## TASK INPUT
————
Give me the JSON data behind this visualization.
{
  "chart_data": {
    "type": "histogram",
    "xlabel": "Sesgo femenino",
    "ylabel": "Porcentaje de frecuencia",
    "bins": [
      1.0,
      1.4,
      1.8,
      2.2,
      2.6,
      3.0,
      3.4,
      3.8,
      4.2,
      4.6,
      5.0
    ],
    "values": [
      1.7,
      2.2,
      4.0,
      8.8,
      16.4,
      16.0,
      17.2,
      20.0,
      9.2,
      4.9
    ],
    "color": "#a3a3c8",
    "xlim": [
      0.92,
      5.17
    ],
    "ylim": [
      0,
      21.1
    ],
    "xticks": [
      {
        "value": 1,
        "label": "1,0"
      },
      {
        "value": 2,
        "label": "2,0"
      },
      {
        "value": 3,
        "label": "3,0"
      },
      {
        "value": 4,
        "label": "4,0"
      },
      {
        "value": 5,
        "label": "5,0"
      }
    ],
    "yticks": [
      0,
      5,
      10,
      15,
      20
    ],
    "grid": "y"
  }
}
————
Please quote every record above exactly as it appears.

## PROBLEM SOLUTION
Give me the JSON data behind this visualization.
{
  "chart_data": {
    "type": "histogram",
    "xlabel": "Sesgo femenino",
    "ylabel": "Porcentaje de frecuencia",
    "bins": [
      1.0,
      1.4,
      1.8,
      2.2,
      2.6,
      3.0,
      3.4,
      3.8,
      4.2,
      4.6,
      5.0
    ],
    "values": [
      1.7,
      2.2,
      4.0,
      8.8,
      16.4,
      16.0,
      17.2,
      20.0,
      9.2,
      4.9
    ],
    "color": "#a3a3c8",
    "xlim": [
      0.92,
      5.17
    ],
    "ylim": [
      0,
      21.1
    ],
    "xticks": [
      {
        "value": 1,
        "label": "1,0"
      },
      {
        "value": 2,
        "label": "2,0"
      },
      {
        "value": 3,
        "label": "3,0"
      },
      {
        "value": 4,
        "label": "4,0"
      },
      {
        "value": 5,
        "label": "5,0"
      }
    ],
    "yticks": [
      0,
      5,
      10,
      15,
      20
    ],
    "grid": "y"
  }
}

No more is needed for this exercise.